[Extracts from a graphics dataset]
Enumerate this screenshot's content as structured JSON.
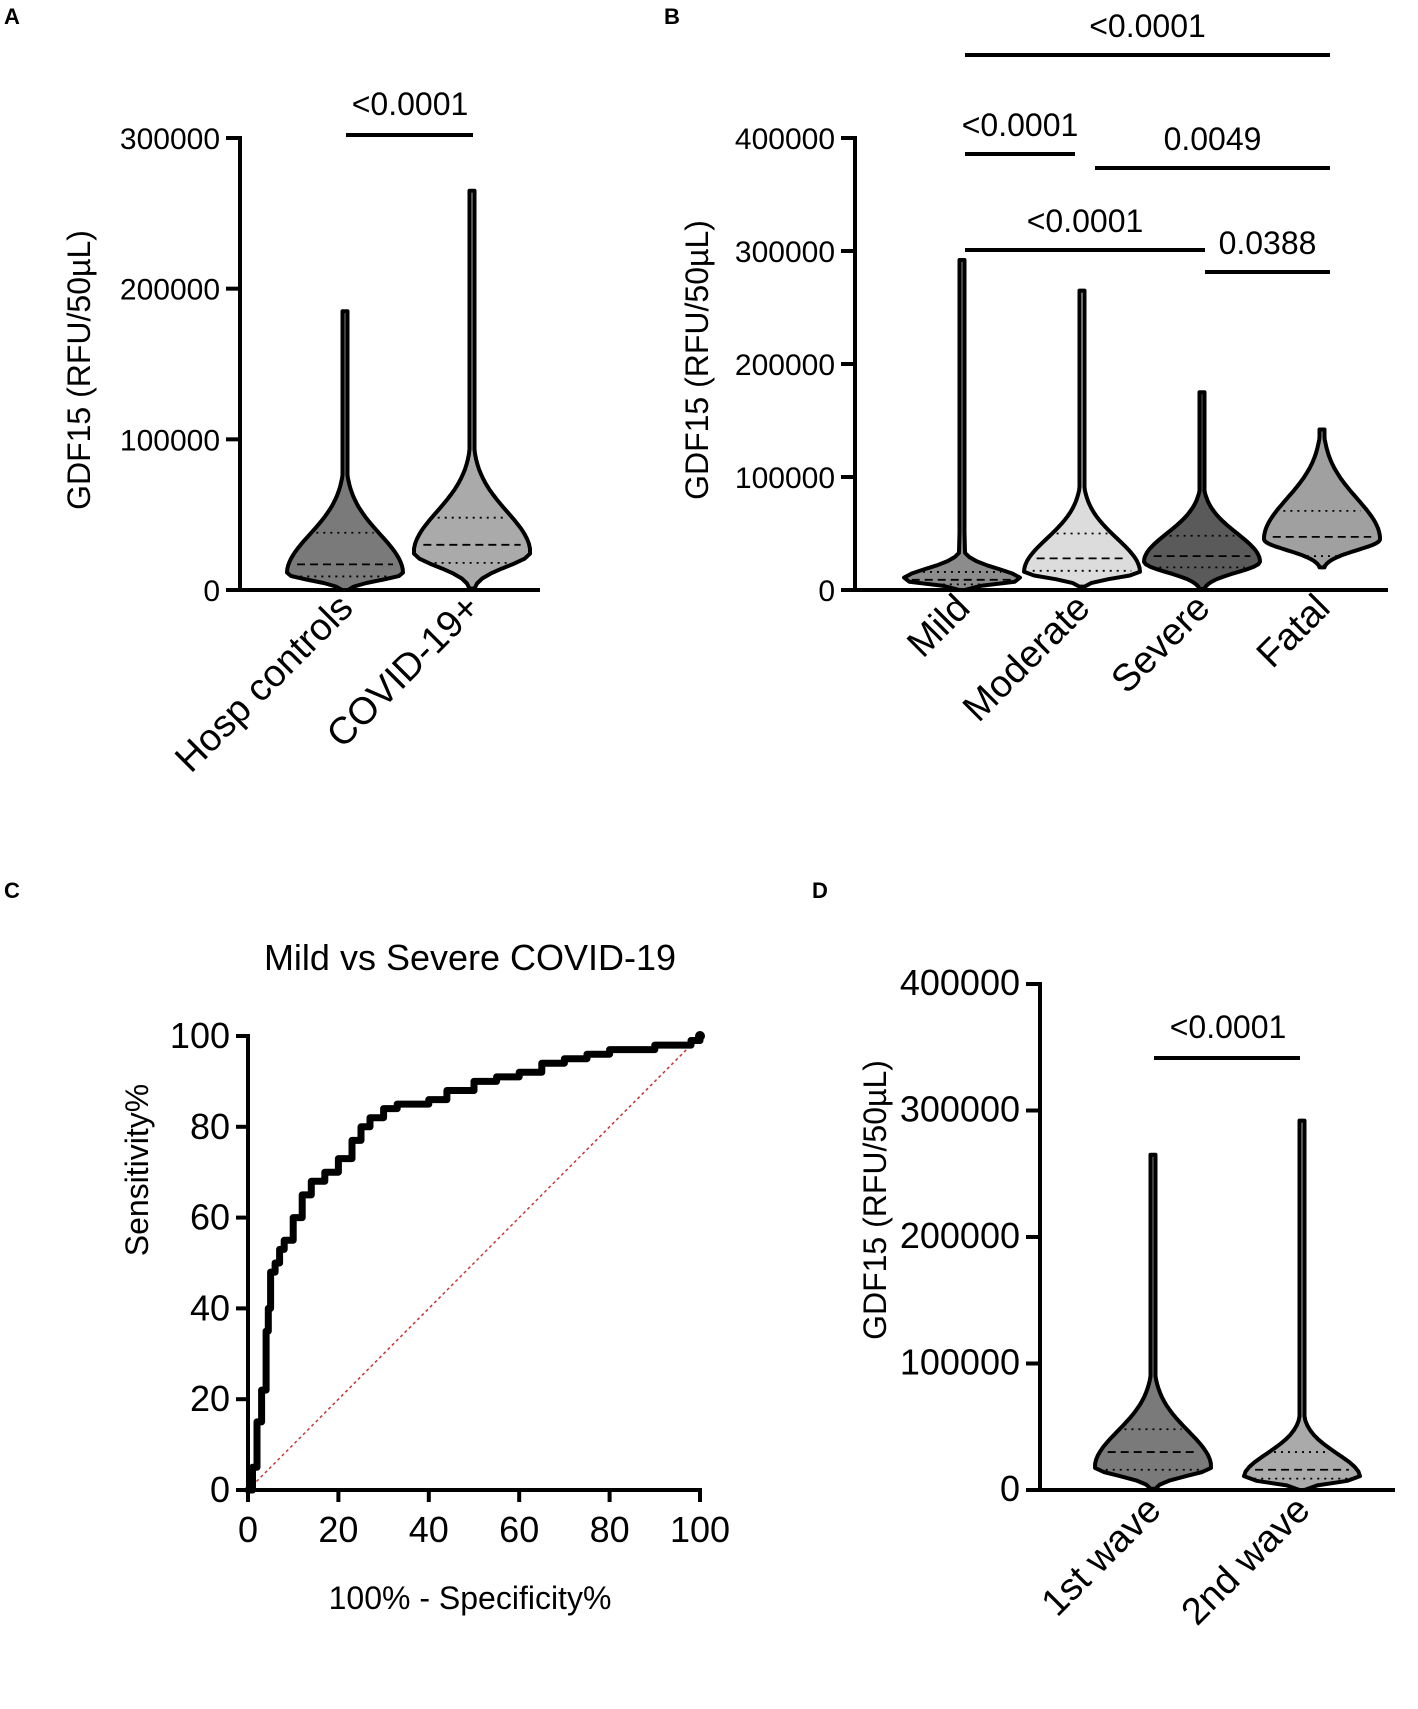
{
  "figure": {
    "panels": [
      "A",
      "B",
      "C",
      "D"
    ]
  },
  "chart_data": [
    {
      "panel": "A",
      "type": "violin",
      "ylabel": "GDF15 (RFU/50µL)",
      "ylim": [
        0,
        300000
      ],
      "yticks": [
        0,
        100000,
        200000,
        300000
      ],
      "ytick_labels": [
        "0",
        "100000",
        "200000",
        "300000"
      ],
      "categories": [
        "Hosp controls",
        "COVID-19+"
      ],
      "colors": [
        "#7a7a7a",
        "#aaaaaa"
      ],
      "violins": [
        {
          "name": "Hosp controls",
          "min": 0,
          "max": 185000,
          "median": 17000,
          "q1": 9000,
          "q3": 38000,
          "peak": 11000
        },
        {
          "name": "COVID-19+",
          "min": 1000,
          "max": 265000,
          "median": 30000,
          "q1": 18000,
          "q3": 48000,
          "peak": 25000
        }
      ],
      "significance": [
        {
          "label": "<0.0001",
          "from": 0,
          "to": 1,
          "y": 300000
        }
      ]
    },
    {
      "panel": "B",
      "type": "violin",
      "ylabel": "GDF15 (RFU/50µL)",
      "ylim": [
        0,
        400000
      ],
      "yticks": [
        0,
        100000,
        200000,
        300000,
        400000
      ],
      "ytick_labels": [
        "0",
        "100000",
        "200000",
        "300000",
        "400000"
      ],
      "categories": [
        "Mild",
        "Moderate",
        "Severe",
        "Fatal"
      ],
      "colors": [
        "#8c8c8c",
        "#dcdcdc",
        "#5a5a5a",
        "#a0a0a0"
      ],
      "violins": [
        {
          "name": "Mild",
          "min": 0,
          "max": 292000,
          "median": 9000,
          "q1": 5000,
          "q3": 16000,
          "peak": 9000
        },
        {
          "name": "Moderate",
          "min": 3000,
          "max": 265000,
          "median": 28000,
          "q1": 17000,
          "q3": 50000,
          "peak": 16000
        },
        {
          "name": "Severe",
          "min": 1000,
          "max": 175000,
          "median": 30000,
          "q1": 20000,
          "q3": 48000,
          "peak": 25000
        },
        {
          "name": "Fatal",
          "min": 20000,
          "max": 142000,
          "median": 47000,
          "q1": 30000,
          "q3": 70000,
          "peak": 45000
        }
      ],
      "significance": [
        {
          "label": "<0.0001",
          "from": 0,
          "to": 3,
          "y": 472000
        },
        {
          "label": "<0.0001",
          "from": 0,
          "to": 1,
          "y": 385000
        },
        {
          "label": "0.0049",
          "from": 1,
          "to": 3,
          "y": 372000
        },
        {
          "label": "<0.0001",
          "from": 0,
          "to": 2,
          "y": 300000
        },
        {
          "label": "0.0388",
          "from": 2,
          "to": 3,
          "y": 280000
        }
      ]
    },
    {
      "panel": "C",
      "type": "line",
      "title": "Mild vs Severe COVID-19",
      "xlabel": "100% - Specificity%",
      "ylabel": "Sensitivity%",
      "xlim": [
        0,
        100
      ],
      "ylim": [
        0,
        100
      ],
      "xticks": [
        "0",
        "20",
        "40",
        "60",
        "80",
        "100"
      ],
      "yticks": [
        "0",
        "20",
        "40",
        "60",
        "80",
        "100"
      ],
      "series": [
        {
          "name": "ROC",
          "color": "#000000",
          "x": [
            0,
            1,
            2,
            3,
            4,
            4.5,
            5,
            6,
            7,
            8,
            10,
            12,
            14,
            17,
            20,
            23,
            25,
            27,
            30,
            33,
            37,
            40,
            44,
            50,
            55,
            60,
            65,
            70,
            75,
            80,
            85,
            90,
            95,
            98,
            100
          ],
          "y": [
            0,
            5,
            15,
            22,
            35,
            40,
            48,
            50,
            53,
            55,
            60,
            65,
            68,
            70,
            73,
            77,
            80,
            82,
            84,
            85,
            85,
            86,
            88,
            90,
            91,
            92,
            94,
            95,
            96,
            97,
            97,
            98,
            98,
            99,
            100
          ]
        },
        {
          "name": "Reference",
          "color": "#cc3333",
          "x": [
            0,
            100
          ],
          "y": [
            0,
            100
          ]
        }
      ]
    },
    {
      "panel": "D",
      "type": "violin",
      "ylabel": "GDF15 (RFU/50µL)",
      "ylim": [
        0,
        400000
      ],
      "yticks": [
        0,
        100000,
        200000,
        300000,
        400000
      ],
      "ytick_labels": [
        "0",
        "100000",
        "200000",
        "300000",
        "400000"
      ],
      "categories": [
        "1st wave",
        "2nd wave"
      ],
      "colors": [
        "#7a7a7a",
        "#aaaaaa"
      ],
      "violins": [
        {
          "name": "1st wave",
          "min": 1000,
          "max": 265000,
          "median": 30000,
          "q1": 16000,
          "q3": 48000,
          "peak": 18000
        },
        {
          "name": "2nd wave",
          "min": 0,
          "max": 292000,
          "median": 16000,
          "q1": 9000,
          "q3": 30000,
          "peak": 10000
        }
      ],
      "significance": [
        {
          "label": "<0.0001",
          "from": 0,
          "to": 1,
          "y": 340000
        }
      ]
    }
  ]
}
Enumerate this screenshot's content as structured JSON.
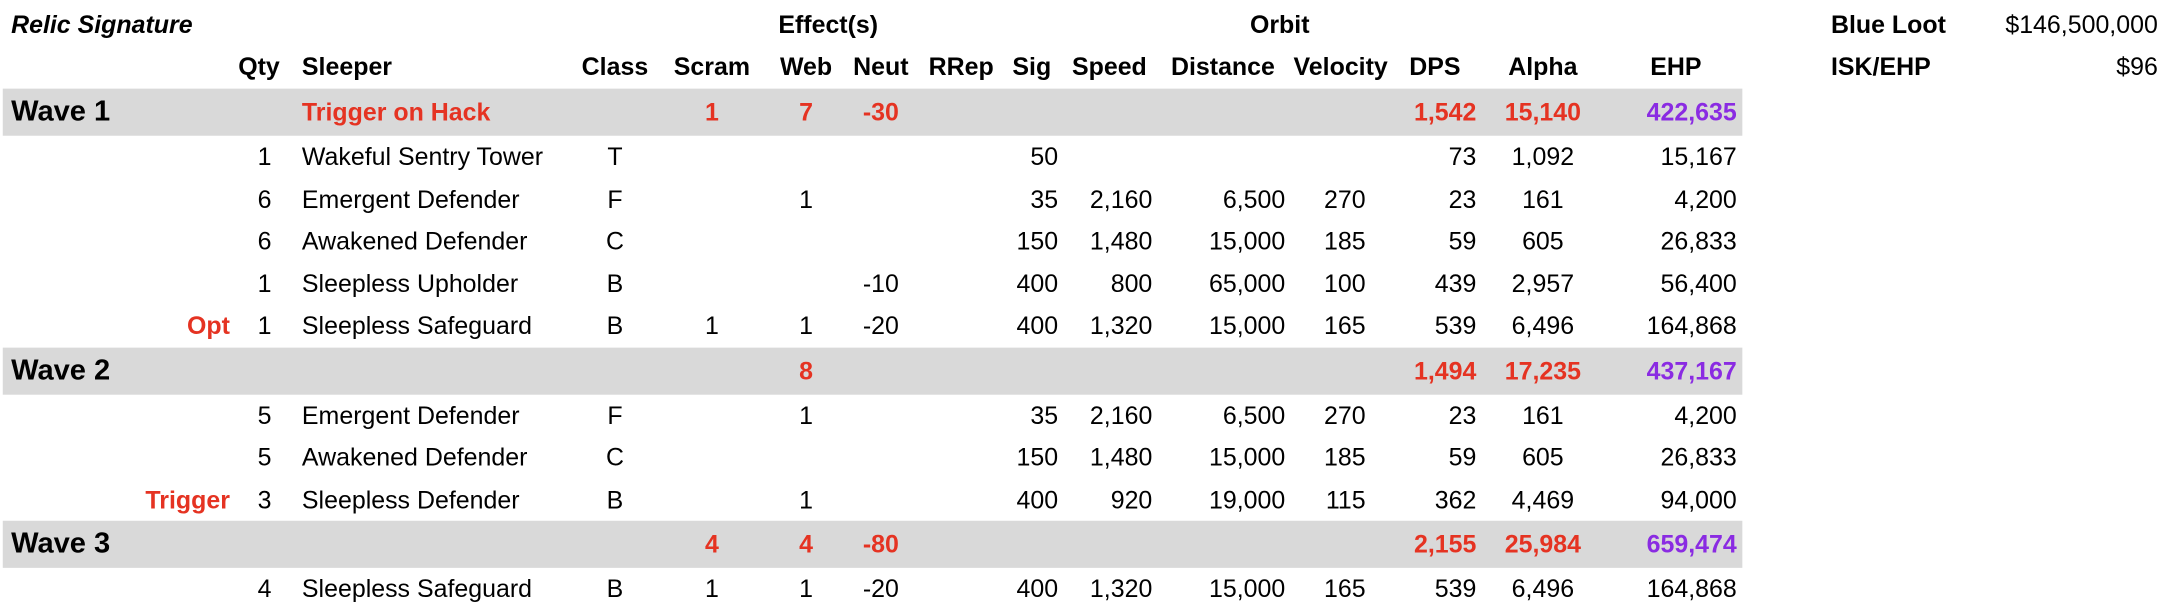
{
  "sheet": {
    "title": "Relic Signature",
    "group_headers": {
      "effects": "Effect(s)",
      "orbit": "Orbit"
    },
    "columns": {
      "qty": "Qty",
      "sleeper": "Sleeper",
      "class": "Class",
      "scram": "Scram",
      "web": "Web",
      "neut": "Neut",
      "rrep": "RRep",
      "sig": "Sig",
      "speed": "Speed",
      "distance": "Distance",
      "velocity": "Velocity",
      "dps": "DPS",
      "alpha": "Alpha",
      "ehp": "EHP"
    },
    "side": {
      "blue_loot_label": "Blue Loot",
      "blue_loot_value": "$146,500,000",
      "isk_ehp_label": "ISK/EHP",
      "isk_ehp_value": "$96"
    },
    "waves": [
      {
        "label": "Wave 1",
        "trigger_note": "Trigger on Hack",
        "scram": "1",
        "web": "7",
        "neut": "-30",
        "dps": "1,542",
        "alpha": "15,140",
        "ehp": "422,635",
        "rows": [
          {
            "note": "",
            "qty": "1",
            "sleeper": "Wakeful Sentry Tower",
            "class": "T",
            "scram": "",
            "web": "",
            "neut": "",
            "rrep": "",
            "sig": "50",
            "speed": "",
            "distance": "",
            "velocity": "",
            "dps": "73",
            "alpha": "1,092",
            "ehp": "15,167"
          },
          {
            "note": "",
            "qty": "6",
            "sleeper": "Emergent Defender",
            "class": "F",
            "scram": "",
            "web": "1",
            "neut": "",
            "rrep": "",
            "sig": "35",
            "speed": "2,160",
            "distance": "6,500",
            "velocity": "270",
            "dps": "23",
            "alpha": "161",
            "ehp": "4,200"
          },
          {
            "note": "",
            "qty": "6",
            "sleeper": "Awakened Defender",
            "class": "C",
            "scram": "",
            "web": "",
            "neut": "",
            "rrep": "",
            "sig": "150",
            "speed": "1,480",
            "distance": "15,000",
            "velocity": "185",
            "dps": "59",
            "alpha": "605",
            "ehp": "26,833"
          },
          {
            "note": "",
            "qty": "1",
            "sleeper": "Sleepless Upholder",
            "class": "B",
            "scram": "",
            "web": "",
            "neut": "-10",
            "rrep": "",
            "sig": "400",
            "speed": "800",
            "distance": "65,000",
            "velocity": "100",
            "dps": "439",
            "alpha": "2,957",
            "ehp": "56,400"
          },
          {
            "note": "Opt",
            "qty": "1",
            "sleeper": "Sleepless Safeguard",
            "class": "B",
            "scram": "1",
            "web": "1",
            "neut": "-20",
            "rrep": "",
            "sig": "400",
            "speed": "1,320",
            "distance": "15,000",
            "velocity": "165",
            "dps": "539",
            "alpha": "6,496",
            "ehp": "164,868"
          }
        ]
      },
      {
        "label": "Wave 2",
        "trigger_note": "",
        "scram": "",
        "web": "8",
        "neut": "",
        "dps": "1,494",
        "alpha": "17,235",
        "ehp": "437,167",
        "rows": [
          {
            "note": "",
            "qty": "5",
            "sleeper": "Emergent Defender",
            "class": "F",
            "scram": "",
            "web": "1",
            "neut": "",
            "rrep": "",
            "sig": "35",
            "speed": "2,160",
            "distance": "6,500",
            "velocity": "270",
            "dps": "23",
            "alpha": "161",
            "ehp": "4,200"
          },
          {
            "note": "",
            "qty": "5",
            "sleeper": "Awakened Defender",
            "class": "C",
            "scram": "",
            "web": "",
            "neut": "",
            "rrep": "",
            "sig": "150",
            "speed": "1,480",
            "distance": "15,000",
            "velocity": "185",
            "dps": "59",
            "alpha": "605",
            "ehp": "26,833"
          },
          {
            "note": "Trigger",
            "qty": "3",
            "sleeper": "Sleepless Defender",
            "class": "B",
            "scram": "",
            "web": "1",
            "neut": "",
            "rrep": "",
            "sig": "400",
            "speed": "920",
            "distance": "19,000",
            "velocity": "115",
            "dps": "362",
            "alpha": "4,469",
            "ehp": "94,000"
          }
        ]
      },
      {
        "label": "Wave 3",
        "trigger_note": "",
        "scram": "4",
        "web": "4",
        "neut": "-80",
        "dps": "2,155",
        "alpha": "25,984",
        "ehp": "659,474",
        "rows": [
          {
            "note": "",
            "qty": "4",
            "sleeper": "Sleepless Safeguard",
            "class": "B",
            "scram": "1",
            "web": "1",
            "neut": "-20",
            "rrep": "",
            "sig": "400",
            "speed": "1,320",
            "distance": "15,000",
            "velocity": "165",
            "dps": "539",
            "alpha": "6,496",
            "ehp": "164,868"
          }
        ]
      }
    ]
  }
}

- GIVEN EXERCISE
Copy all lines above containing the string "name".

- RESPONSE
          "name": "Hosp controls",
          "name": "COVID-19+",
          "name": "Mild",
          "name": "Moderate",
          "name": "Severe",
          "name": "Fatal",
          "name": "ROC",
          "name": "Reference",
          "name": "1st wave",
          "name": "2nd wave",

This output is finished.